Entries with figure data ->
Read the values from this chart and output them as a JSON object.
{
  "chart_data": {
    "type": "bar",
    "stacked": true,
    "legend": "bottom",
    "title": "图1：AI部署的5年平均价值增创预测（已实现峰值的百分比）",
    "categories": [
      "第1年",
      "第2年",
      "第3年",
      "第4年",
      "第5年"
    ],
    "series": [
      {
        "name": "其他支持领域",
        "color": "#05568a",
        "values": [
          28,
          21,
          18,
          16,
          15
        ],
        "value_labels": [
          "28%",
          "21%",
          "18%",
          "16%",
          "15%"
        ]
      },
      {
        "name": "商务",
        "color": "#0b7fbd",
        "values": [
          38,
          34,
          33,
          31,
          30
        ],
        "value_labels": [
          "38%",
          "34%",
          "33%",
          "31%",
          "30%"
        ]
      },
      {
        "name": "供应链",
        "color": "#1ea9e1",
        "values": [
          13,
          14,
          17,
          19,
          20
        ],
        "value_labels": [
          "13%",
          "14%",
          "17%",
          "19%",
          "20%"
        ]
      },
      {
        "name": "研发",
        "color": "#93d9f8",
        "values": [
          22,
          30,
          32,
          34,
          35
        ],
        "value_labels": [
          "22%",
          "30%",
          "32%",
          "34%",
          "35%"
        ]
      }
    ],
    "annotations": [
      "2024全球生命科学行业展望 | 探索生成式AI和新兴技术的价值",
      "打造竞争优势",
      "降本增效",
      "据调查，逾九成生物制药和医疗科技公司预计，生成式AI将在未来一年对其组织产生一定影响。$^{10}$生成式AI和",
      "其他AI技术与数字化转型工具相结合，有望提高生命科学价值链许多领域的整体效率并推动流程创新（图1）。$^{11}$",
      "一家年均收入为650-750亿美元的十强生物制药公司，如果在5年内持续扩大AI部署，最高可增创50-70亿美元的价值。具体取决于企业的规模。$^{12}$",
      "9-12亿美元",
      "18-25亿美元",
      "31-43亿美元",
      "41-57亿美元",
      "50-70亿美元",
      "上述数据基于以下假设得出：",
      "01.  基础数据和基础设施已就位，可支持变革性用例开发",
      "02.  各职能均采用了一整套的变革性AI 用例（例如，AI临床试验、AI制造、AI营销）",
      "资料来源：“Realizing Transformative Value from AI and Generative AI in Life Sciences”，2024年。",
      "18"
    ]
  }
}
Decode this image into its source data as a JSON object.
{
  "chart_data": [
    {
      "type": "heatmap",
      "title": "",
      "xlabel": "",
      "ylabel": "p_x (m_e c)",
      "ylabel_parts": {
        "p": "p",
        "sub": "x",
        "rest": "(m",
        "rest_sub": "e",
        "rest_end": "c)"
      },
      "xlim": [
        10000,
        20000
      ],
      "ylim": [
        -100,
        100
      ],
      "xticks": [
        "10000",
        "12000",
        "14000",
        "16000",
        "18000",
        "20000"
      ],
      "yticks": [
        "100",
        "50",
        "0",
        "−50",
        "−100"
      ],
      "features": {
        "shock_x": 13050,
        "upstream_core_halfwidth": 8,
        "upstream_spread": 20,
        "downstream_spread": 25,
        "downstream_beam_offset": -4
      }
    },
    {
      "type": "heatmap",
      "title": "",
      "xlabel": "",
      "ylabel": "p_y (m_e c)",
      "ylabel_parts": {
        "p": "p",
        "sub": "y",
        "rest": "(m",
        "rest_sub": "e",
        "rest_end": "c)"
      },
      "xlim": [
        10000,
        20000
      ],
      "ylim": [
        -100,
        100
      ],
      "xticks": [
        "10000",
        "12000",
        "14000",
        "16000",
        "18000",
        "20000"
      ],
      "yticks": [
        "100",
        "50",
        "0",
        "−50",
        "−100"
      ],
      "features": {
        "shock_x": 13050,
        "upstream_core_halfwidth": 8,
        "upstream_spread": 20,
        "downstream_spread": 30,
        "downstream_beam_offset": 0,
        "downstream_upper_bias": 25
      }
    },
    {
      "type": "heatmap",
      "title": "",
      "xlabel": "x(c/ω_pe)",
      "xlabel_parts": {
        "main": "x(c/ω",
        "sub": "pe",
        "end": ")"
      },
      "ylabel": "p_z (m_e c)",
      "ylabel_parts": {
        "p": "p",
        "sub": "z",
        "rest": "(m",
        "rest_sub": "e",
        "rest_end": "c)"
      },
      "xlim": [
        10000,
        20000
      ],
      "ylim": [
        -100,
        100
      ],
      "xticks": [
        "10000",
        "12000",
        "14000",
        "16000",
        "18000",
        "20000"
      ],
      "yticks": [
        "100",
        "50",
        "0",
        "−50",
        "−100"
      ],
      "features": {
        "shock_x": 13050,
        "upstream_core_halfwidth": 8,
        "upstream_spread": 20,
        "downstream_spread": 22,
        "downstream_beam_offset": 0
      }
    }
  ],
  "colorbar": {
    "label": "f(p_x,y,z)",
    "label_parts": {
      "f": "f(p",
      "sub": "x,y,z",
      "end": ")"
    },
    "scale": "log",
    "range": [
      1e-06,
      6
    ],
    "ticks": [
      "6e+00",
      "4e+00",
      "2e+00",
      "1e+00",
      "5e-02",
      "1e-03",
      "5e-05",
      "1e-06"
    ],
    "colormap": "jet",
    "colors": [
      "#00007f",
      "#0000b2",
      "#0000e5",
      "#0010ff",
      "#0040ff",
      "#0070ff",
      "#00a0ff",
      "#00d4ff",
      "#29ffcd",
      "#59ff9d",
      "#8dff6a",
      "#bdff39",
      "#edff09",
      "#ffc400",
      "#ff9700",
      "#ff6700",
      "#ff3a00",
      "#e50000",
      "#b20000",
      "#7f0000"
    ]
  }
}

DIRECTIVE ->
Restate the listing above word for word.

EXERCISE OUTPUT ->
Read the values from this chart and output them as a JSON object.
{
  "chart_data": {
    "type": "bar",
    "stacked": true,
    "legend": "bottom",
    "title": "图1：AI部署的5年平均价值增创预测（已实现峰值的百分比）",
    "categories": [
      "第1年",
      "第2年",
      "第3年",
      "第4年",
      "第5年"
    ],
    "series": [
      {
        "name": "其他支持领域",
        "color": "#05568a",
        "values": [
          28,
          21,
          18,
          16,
          15
        ],
        "value_labels": [
          "28%",
          "21%",
          "18%",
          "16%",
          "15%"
        ]
      },
      {
        "name": "商务",
        "color": "#0b7fbd",
        "values": [
          38,
          34,
          33,
          31,
          30
        ],
        "value_labels": [
          "38%",
          "34%",
          "33%",
          "31%",
          "30%"
        ]
      },
      {
        "name": "供应链",
        "color": "#1ea9e1",
        "values": [
          13,
          14,
          17,
          19,
          20
        ],
        "value_labels": [
          "13%",
          "14%",
          "17%",
          "19%",
          "20%"
        ]
      },
      {
        "name": "研发",
        "color": "#93d9f8",
        "values": [
          22,
          30,
          32,
          34,
          35
        ],
        "value_labels": [
          "22%",
          "30%",
          "32%",
          "34%",
          "35%"
        ]
      }
    ],
    "annotations": [
      "2024全球生命科学行业展望 | 探索生成式AI和新兴技术的价值",
      "打造竞争优势",
      "降本增效",
      "据调查，逾九成生物制药和医疗科技公司预计，生成式AI将在未来一年对其组织产生一定影响。$^{10}$生成式AI和",
      "其他AI技术与数字化转型工具相结合，有望提高生命科学价值链许多领域的整体效率并推动流程创新（图1）。$^{11}$",
      "一家年均收入为650-750亿美元的十强生物制药公司，如果在5年内持续扩大AI部署，最高可增创50-70亿美元的价值。具体取决于企业的规模。$^{12}$",
      "9-12亿美元",
      "18-25亿美元",
      "31-43亿美元",
      "41-57亿美元",
      "50-70亿美元",
      "上述数据基于以下假设得出：",
      "01.  基础数据和基础设施已就位，可支持变革性用例开发",
      "02.  各职能均采用了一整套的变革性AI 用例（例如，AI临床试验、AI制造、AI营销）",
      "资料来源：“Realizing Transformative Value from AI and Generative AI in Life Sciences”，2024年。",
      "18"
    ]
  }
}
Decode this image into its source data as a JSON object.
{
  "chart_data": [
    {
      "type": "heatmap",
      "title": "",
      "xlabel": "",
      "ylabel": "p_x (m_e c)",
      "ylabel_parts": {
        "p": "p",
        "sub": "x",
        "rest": "(m",
        "rest_sub": "e",
        "rest_end": "c)"
      },
      "xlim": [
        10000,
        20000
      ],
      "ylim": [
        -100,
        100
      ],
      "xticks": [
        "10000",
        "12000",
        "14000",
        "16000",
        "18000",
        "20000"
      ],
      "yticks": [
        "100",
        "50",
        "0",
        "−50",
        "−100"
      ],
      "features": {
        "shock_x": 13050,
        "upstream_core_halfwidth": 8,
        "upstream_spread": 20,
        "downstream_spread": 25,
        "downstream_beam_offset": -4
      }
    },
    {
      "type": "heatmap",
      "title": "",
      "xlabel": "",
      "ylabel": "p_y (m_e c)",
      "ylabel_parts": {
        "p": "p",
        "sub": "y",
        "rest": "(m",
        "rest_sub": "e",
        "rest_end": "c)"
      },
      "xlim": [
        10000,
        20000
      ],
      "ylim": [
        -100,
        100
      ],
      "xticks": [
        "10000",
        "12000",
        "14000",
        "16000",
        "18000",
        "20000"
      ],
      "yticks": [
        "100",
        "50",
        "0",
        "−50",
        "−100"
      ],
      "features": {
        "shock_x": 13050,
        "upstream_core_halfwidth": 8,
        "upstream_spread": 20,
        "downstream_spread": 30,
        "downstream_beam_offset": 0,
        "downstream_upper_bias": 25
      }
    },
    {
      "type": "heatmap",
      "title": "",
      "xlabel": "x(c/ω_pe)",
      "xlabel_parts": {
        "main": "x(c/ω",
        "sub": "pe",
        "end": ")"
      },
      "ylabel": "p_z (m_e c)",
      "ylabel_parts": {
        "p": "p",
        "sub": "z",
        "rest": "(m",
        "rest_sub": "e",
        "rest_end": "c)"
      },
      "xlim": [
        10000,
        20000
      ],
      "ylim": [
        -100,
        100
      ],
      "xticks": [
        "10000",
        "12000",
        "14000",
        "16000",
        "18000",
        "20000"
      ],
      "yticks": [
        "100",
        "50",
        "0",
        "−50",
        "−100"
      ],
      "features": {
        "shock_x": 13050,
        "upstream_core_halfwidth": 8,
        "upstream_spread": 20,
        "downstream_spread": 22,
        "downstream_beam_offset": 0
      }
    }
  ],
  "colorbar": {
    "label": "f(p_x,y,z)",
    "label_parts": {
      "f": "f(p",
      "sub": "x,y,z",
      "end": ")"
    },
    "scale": "log",
    "range": [
      1e-06,
      6
    ],
    "ticks": [
      "6e+00",
      "4e+00",
      "2e+00",
      "1e+00",
      "5e-02",
      "1e-03",
      "5e-05",
      "1e-06"
    ],
    "colormap": "jet",
    "colors": [
      "#00007f",
      "#0000b2",
      "#0000e5",
      "#0010ff",
      "#0040ff",
      "#0070ff",
      "#00a0ff",
      "#00d4ff",
      "#29ffcd",
      "#59ff9d",
      "#8dff6a",
      "#bdff39",
      "#edff09",
      "#ffc400",
      "#ff9700",
      "#ff6700",
      "#ff3a00",
      "#e50000",
      "#b20000",
      "#7f0000"
    ]
  }
}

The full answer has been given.